[Stored data]
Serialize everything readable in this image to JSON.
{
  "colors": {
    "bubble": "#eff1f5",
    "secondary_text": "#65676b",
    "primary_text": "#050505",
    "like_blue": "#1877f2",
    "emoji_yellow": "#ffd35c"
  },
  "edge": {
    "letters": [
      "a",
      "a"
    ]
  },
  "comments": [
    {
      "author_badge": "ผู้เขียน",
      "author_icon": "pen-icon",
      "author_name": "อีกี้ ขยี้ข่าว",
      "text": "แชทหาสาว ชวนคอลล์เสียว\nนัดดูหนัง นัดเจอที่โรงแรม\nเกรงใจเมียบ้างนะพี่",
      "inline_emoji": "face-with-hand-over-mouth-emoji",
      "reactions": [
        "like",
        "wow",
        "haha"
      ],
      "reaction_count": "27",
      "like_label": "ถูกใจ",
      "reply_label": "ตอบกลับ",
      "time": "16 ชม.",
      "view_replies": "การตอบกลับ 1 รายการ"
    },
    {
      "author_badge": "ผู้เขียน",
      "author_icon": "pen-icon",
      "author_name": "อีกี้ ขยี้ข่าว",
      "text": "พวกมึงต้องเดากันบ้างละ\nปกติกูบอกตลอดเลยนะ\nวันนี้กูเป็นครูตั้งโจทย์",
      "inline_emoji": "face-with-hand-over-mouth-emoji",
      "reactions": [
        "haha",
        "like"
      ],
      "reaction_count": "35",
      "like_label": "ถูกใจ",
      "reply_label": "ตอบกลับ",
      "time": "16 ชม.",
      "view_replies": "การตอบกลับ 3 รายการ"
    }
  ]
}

PROBLEM: Would you reproduce all the entries exactly?

TASK ANSWER:
Serialize everything readable in this image to JSON.
{
  "colors": {
    "bubble": "#eff1f5",
    "secondary_text": "#65676b",
    "primary_text": "#050505",
    "like_blue": "#1877f2",
    "emoji_yellow": "#ffd35c"
  },
  "edge": {
    "letters": [
      "a",
      "a"
    ]
  },
  "comments": [
    {
      "author_badge": "ผู้เขียน",
      "author_icon": "pen-icon",
      "author_name": "อีกี้ ขยี้ข่าว",
      "text": "แชทหาสาว ชวนคอลล์เสียว\nนัดดูหนัง นัดเจอที่โรงแรม\nเกรงใจเมียบ้างนะพี่",
      "inline_emoji": "face-with-hand-over-mouth-emoji",
      "reactions": [
        "like",
        "wow",
        "haha"
      ],
      "reaction_count": "27",
      "like_label": "ถูกใจ",
      "reply_label": "ตอบกลับ",
      "time": "16 ชม.",
      "view_replies": "การตอบกลับ 1 รายการ"
    },
    {
      "author_badge": "ผู้เขียน",
      "author_icon": "pen-icon",
      "author_name": "อีกี้ ขยี้ข่าว",
      "text": "พวกมึงต้องเดากันบ้างละ\nปกติกูบอกตลอดเลยนะ\nวันนี้กูเป็นครูตั้งโจทย์",
      "inline_emoji": "face-with-hand-over-mouth-emoji",
      "reactions": [
        "haha",
        "like"
      ],
      "reaction_count": "35",
      "like_label": "ถูกใจ",
      "reply_label": "ตอบกลับ",
      "time": "16 ชม.",
      "view_replies": "การตอบกลับ 3 รายการ"
    }
  ]
}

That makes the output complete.